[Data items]

————

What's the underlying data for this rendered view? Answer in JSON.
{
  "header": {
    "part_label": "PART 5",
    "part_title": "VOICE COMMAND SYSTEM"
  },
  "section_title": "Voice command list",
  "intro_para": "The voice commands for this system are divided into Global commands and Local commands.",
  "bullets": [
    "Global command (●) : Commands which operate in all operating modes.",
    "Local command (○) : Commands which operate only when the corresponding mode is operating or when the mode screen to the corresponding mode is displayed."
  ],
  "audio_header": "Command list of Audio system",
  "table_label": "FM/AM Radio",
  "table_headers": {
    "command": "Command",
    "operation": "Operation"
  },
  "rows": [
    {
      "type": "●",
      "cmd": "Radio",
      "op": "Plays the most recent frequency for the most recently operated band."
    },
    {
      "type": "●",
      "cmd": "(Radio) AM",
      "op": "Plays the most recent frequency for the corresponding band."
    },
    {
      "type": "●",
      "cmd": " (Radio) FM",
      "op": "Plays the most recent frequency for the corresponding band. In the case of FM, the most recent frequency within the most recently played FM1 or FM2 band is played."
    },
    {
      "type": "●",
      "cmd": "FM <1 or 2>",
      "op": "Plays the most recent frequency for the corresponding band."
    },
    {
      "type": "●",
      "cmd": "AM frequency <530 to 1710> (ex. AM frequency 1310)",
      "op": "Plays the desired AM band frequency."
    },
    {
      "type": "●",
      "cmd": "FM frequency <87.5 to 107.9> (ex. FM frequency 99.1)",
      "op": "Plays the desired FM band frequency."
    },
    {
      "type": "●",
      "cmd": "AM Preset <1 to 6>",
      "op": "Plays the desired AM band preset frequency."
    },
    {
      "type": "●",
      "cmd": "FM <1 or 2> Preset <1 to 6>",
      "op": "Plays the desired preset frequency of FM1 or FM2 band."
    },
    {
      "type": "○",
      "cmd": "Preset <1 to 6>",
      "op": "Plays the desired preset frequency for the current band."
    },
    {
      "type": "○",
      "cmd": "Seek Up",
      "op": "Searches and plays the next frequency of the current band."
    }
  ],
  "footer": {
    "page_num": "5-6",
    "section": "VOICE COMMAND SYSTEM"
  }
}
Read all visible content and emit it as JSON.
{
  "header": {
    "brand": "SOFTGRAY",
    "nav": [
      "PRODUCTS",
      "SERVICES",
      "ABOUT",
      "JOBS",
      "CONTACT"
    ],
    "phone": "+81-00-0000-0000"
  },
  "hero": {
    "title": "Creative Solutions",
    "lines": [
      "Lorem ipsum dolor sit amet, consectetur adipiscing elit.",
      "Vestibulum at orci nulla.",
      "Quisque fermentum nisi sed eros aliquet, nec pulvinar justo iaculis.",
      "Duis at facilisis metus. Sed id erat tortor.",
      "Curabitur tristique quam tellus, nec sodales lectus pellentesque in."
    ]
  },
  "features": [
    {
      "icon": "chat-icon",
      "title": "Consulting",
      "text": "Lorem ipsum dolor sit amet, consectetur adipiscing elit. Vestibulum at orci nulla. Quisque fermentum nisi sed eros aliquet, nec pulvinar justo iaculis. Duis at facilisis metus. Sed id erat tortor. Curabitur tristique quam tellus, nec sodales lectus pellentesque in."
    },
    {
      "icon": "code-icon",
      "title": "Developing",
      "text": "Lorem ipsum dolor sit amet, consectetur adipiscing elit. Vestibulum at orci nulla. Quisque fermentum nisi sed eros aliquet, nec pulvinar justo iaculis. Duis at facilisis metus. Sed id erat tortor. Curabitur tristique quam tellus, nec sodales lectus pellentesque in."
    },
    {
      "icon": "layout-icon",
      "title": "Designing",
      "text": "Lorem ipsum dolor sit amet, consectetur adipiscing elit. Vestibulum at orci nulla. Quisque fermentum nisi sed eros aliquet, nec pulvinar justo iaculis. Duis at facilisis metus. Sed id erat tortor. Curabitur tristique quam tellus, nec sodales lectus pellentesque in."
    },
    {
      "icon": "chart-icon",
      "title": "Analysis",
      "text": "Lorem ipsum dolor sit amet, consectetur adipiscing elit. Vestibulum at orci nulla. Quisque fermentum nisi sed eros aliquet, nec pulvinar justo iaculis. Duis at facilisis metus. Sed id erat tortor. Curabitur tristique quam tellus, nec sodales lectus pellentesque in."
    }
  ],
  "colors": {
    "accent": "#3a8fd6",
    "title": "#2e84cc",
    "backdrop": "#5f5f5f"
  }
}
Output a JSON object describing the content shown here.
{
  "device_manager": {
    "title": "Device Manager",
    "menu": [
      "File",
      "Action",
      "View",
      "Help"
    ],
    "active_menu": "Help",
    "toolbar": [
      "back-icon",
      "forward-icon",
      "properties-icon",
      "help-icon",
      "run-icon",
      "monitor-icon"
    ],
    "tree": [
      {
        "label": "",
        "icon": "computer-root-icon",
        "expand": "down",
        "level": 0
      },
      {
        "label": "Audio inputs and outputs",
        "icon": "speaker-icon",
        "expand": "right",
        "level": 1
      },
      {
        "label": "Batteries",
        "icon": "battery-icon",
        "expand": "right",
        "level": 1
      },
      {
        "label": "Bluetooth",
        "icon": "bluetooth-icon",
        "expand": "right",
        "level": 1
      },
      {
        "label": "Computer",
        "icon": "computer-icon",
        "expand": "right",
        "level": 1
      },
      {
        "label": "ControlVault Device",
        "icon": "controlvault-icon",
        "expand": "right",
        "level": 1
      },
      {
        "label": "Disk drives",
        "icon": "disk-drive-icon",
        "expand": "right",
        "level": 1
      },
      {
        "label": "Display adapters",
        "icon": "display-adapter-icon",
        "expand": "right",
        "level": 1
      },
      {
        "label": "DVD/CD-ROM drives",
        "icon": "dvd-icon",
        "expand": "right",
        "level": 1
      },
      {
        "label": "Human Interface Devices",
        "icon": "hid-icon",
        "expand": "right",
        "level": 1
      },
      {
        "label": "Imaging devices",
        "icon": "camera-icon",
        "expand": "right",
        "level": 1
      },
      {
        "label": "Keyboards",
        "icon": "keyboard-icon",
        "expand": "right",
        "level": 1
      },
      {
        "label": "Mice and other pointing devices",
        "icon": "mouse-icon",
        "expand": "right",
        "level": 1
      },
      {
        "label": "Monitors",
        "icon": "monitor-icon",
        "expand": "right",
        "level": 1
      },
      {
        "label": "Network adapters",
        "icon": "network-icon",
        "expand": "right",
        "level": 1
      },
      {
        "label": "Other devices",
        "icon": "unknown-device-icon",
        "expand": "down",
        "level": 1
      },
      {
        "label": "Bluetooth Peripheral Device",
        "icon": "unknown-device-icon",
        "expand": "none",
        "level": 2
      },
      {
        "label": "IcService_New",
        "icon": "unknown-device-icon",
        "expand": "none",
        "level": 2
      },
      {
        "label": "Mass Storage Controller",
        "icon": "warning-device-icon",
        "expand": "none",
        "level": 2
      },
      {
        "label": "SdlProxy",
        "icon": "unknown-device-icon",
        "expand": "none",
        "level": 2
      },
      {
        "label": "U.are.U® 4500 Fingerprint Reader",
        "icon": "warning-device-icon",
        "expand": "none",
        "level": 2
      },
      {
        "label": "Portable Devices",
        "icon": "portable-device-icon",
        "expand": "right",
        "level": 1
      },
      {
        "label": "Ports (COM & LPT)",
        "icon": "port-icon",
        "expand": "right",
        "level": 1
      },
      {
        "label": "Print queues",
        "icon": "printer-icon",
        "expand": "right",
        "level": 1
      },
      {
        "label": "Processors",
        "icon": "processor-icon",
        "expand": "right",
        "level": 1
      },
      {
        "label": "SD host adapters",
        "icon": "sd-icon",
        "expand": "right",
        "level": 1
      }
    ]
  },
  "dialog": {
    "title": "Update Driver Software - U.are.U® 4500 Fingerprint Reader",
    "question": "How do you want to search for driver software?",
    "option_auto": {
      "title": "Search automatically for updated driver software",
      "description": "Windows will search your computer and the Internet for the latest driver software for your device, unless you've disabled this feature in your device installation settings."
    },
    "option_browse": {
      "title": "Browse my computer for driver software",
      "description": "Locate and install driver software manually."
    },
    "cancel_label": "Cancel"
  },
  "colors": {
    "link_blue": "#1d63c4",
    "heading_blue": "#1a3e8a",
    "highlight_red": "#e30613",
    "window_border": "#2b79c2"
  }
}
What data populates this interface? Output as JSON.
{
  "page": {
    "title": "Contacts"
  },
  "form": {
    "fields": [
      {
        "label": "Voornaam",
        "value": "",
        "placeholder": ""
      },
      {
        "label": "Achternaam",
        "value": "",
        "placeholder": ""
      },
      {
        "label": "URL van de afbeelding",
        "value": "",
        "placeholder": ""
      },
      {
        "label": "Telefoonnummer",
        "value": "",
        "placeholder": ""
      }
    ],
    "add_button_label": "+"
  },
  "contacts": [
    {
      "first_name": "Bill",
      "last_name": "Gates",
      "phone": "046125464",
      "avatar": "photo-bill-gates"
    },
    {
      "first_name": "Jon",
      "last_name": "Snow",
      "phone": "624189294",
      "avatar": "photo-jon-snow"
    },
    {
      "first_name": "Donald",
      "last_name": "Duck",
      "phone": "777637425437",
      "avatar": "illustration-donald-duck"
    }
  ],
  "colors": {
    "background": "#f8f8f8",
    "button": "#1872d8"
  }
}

————

WRITTEN TASK: Repeat the line containing "What data populates" and all subsequent lines through the final line of the data, exactly and with no others.

EXERCISE OUTPUT:
What data populates this interface? Output as JSON.
{
  "page": {
    "title": "Contacts"
  },
  "form": {
    "fields": [
      {
        "label": "Voornaam",
        "value": "",
        "placeholder": ""
      },
      {
        "label": "Achternaam",
        "value": "",
        "placeholder": ""
      },
      {
        "label": "URL van de afbeelding",
        "value": "",
        "placeholder": ""
      },
      {
        "label": "Telefoonnummer",
        "value": "",
        "placeholder": ""
      }
    ],
    "add_button_label": "+"
  },
  "contacts": [
    {
      "first_name": "Bill",
      "last_name": "Gates",
      "phone": "046125464",
      "avatar": "photo-bill-gates"
    },
    {
      "first_name": "Jon",
      "last_name": "Snow",
      "phone": "624189294",
      "avatar": "photo-jon-snow"
    },
    {
      "first_name": "Donald",
      "last_name": "Duck",
      "phone": "777637425437",
      "avatar": "illustration-donald-duck"
    }
  ],
  "colors": {
    "background": "#f8f8f8",
    "button": "#1872d8"
  }
}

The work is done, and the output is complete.